Raw records:
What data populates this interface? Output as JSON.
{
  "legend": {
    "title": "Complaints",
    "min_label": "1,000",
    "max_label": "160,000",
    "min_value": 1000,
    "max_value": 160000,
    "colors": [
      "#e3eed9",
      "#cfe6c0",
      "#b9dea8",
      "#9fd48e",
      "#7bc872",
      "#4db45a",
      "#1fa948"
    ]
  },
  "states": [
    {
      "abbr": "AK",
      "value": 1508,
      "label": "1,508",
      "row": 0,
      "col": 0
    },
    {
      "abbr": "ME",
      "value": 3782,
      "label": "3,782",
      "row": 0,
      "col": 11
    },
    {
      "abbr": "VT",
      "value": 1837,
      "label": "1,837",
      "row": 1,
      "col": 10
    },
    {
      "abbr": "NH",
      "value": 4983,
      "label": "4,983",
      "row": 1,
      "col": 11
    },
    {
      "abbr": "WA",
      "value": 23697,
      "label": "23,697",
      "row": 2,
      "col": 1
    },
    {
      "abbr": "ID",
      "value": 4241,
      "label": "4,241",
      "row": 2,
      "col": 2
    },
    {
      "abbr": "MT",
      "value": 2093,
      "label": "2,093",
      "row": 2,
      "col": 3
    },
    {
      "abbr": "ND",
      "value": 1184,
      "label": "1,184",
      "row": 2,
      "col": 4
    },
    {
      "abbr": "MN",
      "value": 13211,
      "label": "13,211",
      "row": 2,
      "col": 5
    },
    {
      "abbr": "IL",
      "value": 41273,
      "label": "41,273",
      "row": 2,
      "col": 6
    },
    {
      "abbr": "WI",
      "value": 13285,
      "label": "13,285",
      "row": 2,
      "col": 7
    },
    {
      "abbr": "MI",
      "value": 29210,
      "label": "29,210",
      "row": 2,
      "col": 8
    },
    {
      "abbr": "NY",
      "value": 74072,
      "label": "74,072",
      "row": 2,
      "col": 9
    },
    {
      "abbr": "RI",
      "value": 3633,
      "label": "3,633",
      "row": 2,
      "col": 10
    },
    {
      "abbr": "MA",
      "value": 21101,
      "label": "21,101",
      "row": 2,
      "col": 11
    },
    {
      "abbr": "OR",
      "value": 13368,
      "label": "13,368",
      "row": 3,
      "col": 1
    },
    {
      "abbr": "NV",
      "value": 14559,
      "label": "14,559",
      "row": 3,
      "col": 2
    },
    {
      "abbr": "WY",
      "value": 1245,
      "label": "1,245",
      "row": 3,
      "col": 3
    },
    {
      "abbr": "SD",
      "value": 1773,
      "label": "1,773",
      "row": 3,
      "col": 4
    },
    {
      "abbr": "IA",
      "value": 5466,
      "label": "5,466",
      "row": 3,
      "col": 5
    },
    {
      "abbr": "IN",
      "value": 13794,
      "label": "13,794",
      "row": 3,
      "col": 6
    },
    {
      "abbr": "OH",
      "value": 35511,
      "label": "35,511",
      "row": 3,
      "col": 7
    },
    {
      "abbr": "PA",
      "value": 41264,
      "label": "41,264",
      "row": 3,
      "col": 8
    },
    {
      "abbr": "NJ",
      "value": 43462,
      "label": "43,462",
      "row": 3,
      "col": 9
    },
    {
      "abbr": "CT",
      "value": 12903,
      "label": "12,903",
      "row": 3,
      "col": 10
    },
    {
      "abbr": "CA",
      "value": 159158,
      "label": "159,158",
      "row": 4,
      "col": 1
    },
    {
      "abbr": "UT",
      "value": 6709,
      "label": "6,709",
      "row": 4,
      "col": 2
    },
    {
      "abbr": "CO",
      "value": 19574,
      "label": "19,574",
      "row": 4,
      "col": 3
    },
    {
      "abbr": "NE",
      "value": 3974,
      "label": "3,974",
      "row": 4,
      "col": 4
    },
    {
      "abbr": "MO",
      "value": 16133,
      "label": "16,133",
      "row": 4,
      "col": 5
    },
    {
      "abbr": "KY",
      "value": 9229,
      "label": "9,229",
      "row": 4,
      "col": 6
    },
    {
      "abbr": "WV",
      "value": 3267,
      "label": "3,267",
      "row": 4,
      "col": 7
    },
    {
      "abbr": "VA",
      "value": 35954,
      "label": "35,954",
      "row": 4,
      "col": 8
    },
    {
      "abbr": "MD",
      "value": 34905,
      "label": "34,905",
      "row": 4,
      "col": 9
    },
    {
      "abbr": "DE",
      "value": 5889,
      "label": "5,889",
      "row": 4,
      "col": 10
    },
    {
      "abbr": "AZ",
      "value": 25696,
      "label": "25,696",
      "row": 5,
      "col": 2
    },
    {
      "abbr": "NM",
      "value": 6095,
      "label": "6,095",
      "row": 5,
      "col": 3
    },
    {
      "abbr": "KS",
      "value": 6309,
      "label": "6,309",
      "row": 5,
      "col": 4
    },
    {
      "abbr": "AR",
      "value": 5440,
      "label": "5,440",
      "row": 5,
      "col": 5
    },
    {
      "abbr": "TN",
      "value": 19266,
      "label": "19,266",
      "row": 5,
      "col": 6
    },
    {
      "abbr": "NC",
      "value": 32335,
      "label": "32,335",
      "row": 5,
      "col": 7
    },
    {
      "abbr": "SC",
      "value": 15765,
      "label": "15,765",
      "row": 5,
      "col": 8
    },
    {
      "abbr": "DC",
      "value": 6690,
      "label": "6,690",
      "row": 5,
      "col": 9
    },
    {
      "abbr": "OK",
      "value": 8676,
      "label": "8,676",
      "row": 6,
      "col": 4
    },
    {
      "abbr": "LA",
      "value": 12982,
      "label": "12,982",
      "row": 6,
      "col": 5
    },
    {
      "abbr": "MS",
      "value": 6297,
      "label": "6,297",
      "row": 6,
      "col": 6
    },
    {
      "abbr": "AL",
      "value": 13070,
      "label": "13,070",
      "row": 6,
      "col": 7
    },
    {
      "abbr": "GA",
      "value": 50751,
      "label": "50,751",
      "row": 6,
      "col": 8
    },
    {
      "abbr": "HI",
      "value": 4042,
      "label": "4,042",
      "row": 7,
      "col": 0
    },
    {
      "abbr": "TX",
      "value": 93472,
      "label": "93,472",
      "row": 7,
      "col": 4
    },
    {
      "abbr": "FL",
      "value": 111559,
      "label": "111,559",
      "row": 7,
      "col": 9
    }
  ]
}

Given request:
From the preceding material, extract every line exactly.

Answer to the exercise:
What data populates this interface? Output as JSON.
{
  "legend": {
    "title": "Complaints",
    "min_label": "1,000",
    "max_label": "160,000",
    "min_value": 1000,
    "max_value": 160000,
    "colors": [
      "#e3eed9",
      "#cfe6c0",
      "#b9dea8",
      "#9fd48e",
      "#7bc872",
      "#4db45a",
      "#1fa948"
    ]
  },
  "states": [
    {
      "abbr": "AK",
      "value": 1508,
      "label": "1,508",
      "row": 0,
      "col": 0
    },
    {
      "abbr": "ME",
      "value": 3782,
      "label": "3,782",
      "row": 0,
      "col": 11
    },
    {
      "abbr": "VT",
      "value": 1837,
      "label": "1,837",
      "row": 1,
      "col": 10
    },
    {
      "abbr": "NH",
      "value": 4983,
      "label": "4,983",
      "row": 1,
      "col": 11
    },
    {
      "abbr": "WA",
      "value": 23697,
      "label": "23,697",
      "row": 2,
      "col": 1
    },
    {
      "abbr": "ID",
      "value": 4241,
      "label": "4,241",
      "row": 2,
      "col": 2
    },
    {
      "abbr": "MT",
      "value": 2093,
      "label": "2,093",
      "row": 2,
      "col": 3
    },
    {
      "abbr": "ND",
      "value": 1184,
      "label": "1,184",
      "row": 2,
      "col": 4
    },
    {
      "abbr": "MN",
      "value": 13211,
      "label": "13,211",
      "row": 2,
      "col": 5
    },
    {
      "abbr": "IL",
      "value": 41273,
      "label": "41,273",
      "row": 2,
      "col": 6
    },
    {
      "abbr": "WI",
      "value": 13285,
      "label": "13,285",
      "row": 2,
      "col": 7
    },
    {
      "abbr": "MI",
      "value": 29210,
      "label": "29,210",
      "row": 2,
      "col": 8
    },
    {
      "abbr": "NY",
      "value": 74072,
      "label": "74,072",
      "row": 2,
      "col": 9
    },
    {
      "abbr": "RI",
      "value": 3633,
      "label": "3,633",
      "row": 2,
      "col": 10
    },
    {
      "abbr": "MA",
      "value": 21101,
      "label": "21,101",
      "row": 2,
      "col": 11
    },
    {
      "abbr": "OR",
      "value": 13368,
      "label": "13,368",
      "row": 3,
      "col": 1
    },
    {
      "abbr": "NV",
      "value": 14559,
      "label": "14,559",
      "row": 3,
      "col": 2
    },
    {
      "abbr": "WY",
      "value": 1245,
      "label": "1,245",
      "row": 3,
      "col": 3
    },
    {
      "abbr": "SD",
      "value": 1773,
      "label": "1,773",
      "row": 3,
      "col": 4
    },
    {
      "abbr": "IA",
      "value": 5466,
      "label": "5,466",
      "row": 3,
      "col": 5
    },
    {
      "abbr": "IN",
      "value": 13794,
      "label": "13,794",
      "row": 3,
      "col": 6
    },
    {
      "abbr": "OH",
      "value": 35511,
      "label": "35,511",
      "row": 3,
      "col": 7
    },
    {
      "abbr": "PA",
      "value": 41264,
      "label": "41,264",
      "row": 3,
      "col": 8
    },
    {
      "abbr": "NJ",
      "value": 43462,
      "label": "43,462",
      "row": 3,
      "col": 9
    },
    {
      "abbr": "CT",
      "value": 12903,
      "label": "12,903",
      "row": 3,
      "col": 10
    },
    {
      "abbr": "CA",
      "value": 159158,
      "label": "159,158",
      "row": 4,
      "col": 1
    },
    {
      "abbr": "UT",
      "value": 6709,
      "label": "6,709",
      "row": 4,
      "col": 2
    },
    {
      "abbr": "CO",
      "value": 19574,
      "label": "19,574",
      "row": 4,
      "col": 3
    },
    {
      "abbr": "NE",
      "value": 3974,
      "label": "3,974",
      "row": 4,
      "col": 4
    },
    {
      "abbr": "MO",
      "value": 16133,
      "label": "16,133",
      "row": 4,
      "col": 5
    },
    {
      "abbr": "KY",
      "value": 9229,
      "label": "9,229",
      "row": 4,
      "col": 6
    },
    {
      "abbr": "WV",
      "value": 3267,
      "label": "3,267",
      "row": 4,
      "col": 7
    },
    {
      "abbr": "VA",
      "value": 35954,
      "label": "35,954",
      "row": 4,
      "col": 8
    },
    {
      "abbr": "MD",
      "value": 34905,
      "label": "34,905",
      "row": 4,
      "col": 9
    },
    {
      "abbr": "DE",
      "value": 5889,
      "label": "5,889",
      "row": 4,
      "col": 10
    },
    {
      "abbr": "AZ",
      "value": 25696,
      "label": "25,696",
      "row": 5,
      "col": 2
    },
    {
      "abbr": "NM",
      "value": 6095,
      "label": "6,095",
      "row": 5,
      "col": 3
    },
    {
      "abbr": "KS",
      "value": 6309,
      "label": "6,309",
      "row": 5,
      "col": 4
    },
    {
      "abbr": "AR",
      "value": 5440,
      "label": "5,440",
      "row": 5,
      "col": 5
    },
    {
      "abbr": "TN",
      "value": 19266,
      "label": "19,266",
      "row": 5,
      "col": 6
    },
    {
      "abbr": "NC",
      "value": 32335,
      "label": "32,335",
      "row": 5,
      "col": 7
    },
    {
      "abbr": "SC",
      "value": 15765,
      "label": "15,765",
      "row": 5,
      "col": 8
    },
    {
      "abbr": "DC",
      "value": 6690,
      "label": "6,690",
      "row": 5,
      "col": 9
    },
    {
      "abbr": "OK",
      "value": 8676,
      "label": "8,676",
      "row": 6,
      "col": 4
    },
    {
      "abbr": "LA",
      "value": 12982,
      "label": "12,982",
      "row": 6,
      "col": 5
    },
    {
      "abbr": "MS",
      "value": 6297,
      "label": "6,297",
      "row": 6,
      "col": 6
    },
    {
      "abbr": "AL",
      "value": 13070,
      "label": "13,070",
      "row": 6,
      "col": 7
    },
    {
      "abbr": "GA",
      "value": 50751,
      "label": "50,751",
      "row": 6,
      "col": 8
    },
    {
      "abbr": "HI",
      "value": 4042,
      "label": "4,042",
      "row": 7,
      "col": 0
    },
    {
      "abbr": "TX",
      "value": 93472,
      "label": "93,472",
      "row": 7,
      "col": 4
    },
    {
      "abbr": "FL",
      "value": 111559,
      "label": "111,559",
      "row": 7,
      "col": 9
    }
  ]
}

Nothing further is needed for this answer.